--- start Material shown ---

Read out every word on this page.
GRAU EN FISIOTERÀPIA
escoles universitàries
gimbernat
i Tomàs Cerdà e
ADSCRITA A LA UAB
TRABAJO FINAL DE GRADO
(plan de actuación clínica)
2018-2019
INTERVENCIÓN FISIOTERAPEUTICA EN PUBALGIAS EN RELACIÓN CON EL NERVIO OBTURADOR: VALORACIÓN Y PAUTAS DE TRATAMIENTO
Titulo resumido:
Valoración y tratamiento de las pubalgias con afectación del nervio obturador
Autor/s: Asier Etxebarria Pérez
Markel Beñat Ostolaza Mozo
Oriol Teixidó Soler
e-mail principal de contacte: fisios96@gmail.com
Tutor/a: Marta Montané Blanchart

--- end Material shown ---

Instructions for the task:
Output the entries verbatim.

Result:
Read out every word on this page.
GRAU EN FISIOTERÀPIA
escoles universitàries
gimbernat
i Tomàs Cerdà e
ADSCRITA A LA UAB
TRABAJO FINAL DE GRADO
(plan de actuación clínica)
2018-2019
INTERVENCIÓN FISIOTERAPEUTICA EN PUBALGIAS EN RELACIÓN CON EL NERVIO OBTURADOR: VALORACIÓN Y PAUTAS DE TRATAMIENTO
Titulo resumido:
Valoración y tratamiento de las pubalgias con afectación del nervio obturador
Autor/s: Asier Etxebarria Pérez
Markel Beñat Ostolaza Mozo
Oriol Teixidó Soler
e-mail principal de contacte: fisios96@gmail.com
Tutor/a: Marta Montané Blanchart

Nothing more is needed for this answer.